> **Requirements**
Return the material exactly as supplied, apart from the pictures, which are omitted.

> **Records shown**
################

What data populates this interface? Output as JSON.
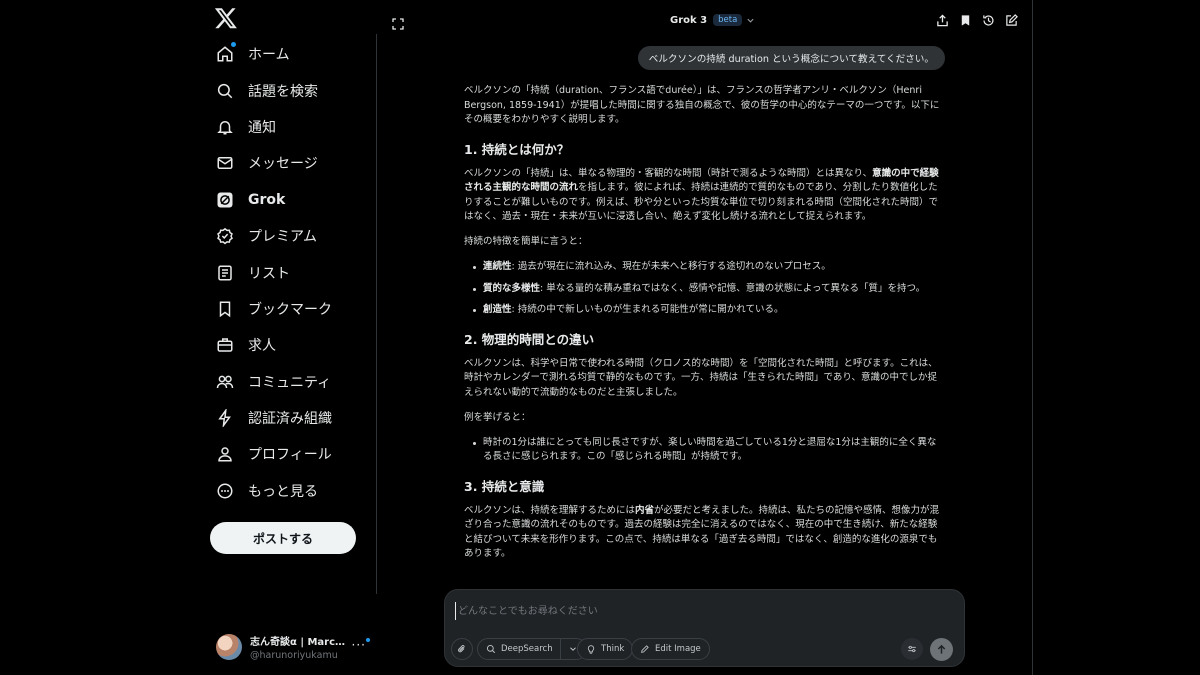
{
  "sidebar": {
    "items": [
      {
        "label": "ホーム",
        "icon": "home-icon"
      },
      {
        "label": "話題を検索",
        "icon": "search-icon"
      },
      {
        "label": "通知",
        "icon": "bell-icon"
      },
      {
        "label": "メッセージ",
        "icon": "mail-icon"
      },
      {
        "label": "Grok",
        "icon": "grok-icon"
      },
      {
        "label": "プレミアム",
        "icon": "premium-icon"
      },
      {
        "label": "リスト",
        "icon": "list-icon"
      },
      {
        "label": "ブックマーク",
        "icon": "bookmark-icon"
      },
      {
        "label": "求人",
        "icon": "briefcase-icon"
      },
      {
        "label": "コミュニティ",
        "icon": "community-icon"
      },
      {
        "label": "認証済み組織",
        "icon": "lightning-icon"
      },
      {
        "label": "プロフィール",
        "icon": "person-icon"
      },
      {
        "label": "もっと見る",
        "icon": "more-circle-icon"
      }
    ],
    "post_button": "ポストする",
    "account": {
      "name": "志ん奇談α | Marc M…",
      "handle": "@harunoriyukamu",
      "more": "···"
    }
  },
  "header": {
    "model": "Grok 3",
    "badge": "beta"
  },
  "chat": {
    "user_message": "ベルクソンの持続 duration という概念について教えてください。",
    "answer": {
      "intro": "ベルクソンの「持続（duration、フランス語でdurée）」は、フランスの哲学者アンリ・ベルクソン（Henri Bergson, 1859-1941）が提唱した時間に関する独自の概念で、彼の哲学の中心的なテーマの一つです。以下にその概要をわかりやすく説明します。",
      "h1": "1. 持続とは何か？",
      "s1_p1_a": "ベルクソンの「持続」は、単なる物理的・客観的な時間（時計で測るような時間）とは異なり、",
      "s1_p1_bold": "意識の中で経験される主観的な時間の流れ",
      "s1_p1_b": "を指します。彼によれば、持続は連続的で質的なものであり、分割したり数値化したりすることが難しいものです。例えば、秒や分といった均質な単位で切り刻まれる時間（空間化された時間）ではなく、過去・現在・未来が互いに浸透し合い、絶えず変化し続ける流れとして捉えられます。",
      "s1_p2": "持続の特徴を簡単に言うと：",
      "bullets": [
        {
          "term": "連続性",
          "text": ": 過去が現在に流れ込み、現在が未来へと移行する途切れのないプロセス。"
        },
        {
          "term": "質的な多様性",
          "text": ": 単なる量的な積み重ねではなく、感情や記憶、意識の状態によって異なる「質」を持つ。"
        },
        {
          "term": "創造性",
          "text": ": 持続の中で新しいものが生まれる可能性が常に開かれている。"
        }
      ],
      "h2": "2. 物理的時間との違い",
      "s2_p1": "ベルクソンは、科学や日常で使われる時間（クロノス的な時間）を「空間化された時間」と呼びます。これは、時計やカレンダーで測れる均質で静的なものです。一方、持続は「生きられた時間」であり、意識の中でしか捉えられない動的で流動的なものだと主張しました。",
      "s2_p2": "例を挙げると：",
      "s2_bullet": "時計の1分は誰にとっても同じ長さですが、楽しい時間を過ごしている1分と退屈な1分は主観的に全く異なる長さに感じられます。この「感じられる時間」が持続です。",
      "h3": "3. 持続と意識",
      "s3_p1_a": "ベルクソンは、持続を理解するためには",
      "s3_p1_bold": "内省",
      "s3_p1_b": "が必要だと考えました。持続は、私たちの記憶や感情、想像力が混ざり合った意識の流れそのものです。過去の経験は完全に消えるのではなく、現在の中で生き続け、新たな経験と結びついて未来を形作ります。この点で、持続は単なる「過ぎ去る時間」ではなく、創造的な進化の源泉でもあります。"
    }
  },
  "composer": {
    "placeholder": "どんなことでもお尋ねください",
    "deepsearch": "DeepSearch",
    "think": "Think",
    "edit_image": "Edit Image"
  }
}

################

> **Completed task**
What data populates this interface? Output as JSON.
{
  "sidebar": {
    "items": [
      {
        "label": "ホーム",
        "icon": "home-icon"
      },
      {
        "label": "話題を検索",
        "icon": "search-icon"
      },
      {
        "label": "通知",
        "icon": "bell-icon"
      },
      {
        "label": "メッセージ",
        "icon": "mail-icon"
      },
      {
        "label": "Grok",
        "icon": "grok-icon"
      },
      {
        "label": "プレミアム",
        "icon": "premium-icon"
      },
      {
        "label": "リスト",
        "icon": "list-icon"
      },
      {
        "label": "ブックマーク",
        "icon": "bookmark-icon"
      },
      {
        "label": "求人",
        "icon": "briefcase-icon"
      },
      {
        "label": "コミュニティ",
        "icon": "community-icon"
      },
      {
        "label": "認証済み組織",
        "icon": "lightning-icon"
      },
      {
        "label": "プロフィール",
        "icon": "person-icon"
      },
      {
        "label": "もっと見る",
        "icon": "more-circle-icon"
      }
    ],
    "post_button": "ポストする",
    "account": {
      "name": "志ん奇談α | Marc M…",
      "handle": "@harunoriyukamu",
      "more": "···"
    }
  },
  "header": {
    "model": "Grok 3",
    "badge": "beta"
  },
  "chat": {
    "user_message": "ベルクソンの持続 duration という概念について教えてください。",
    "answer": {
      "intro": "ベルクソンの「持続（duration、フランス語でdurée）」は、フランスの哲学者アンリ・ベルクソン（Henri Bergson, 1859-1941）が提唱した時間に関する独自の概念で、彼の哲学の中心的なテーマの一つです。以下にその概要をわかりやすく説明します。",
      "h1": "1. 持続とは何か？",
      "s1_p1_a": "ベルクソンの「持続」は、単なる物理的・客観的な時間（時計で測るような時間）とは異なり、",
      "s1_p1_bold": "意識の中で経験される主観的な時間の流れ",
      "s1_p1_b": "を指します。彼によれば、持続は連続的で質的なものであり、分割したり数値化したりすることが難しいものです。例えば、秒や分といった均質な単位で切り刻まれる時間（空間化された時間）ではなく、過去・現在・未来が互いに浸透し合い、絶えず変化し続ける流れとして捉えられます。",
      "s1_p2": "持続の特徴を簡単に言うと：",
      "bullets": [
        {
          "term": "連続性",
          "text": ": 過去が現在に流れ込み、現在が未来へと移行する途切れのないプロセス。"
        },
        {
          "term": "質的な多様性",
          "text": ": 単なる量的な積み重ねではなく、感情や記憶、意識の状態によって異なる「質」を持つ。"
        },
        {
          "term": "創造性",
          "text": ": 持続の中で新しいものが生まれる可能性が常に開かれている。"
        }
      ],
      "h2": "2. 物理的時間との違い",
      "s2_p1": "ベルクソンは、科学や日常で使われる時間（クロノス的な時間）を「空間化された時間」と呼びます。これは、時計やカレンダーで測れる均質で静的なものです。一方、持続は「生きられた時間」であり、意識の中でしか捉えられない動的で流動的なものだと主張しました。",
      "s2_p2": "例を挙げると：",
      "s2_bullet": "時計の1分は誰にとっても同じ長さですが、楽しい時間を過ごしている1分と退屈な1分は主観的に全く異なる長さに感じられます。この「感じられる時間」が持続です。",
      "h3": "3. 持続と意識",
      "s3_p1_a": "ベルクソンは、持続を理解するためには",
      "s3_p1_bold": "内省",
      "s3_p1_b": "が必要だと考えました。持続は、私たちの記憶や感情、想像力が混ざり合った意識の流れそのものです。過去の経験は完全に消えるのではなく、現在の中で生き続け、新たな経験と結びついて未来を形作ります。この点で、持続は単なる「過ぎ去る時間」ではなく、創造的な進化の源泉でもあります。"
    }
  },
  "composer": {
    "placeholder": "どんなことでもお尋ねください",
    "deepsearch": "DeepSearch",
    "think": "Think",
    "edit_image": "Edit Image"
  }
}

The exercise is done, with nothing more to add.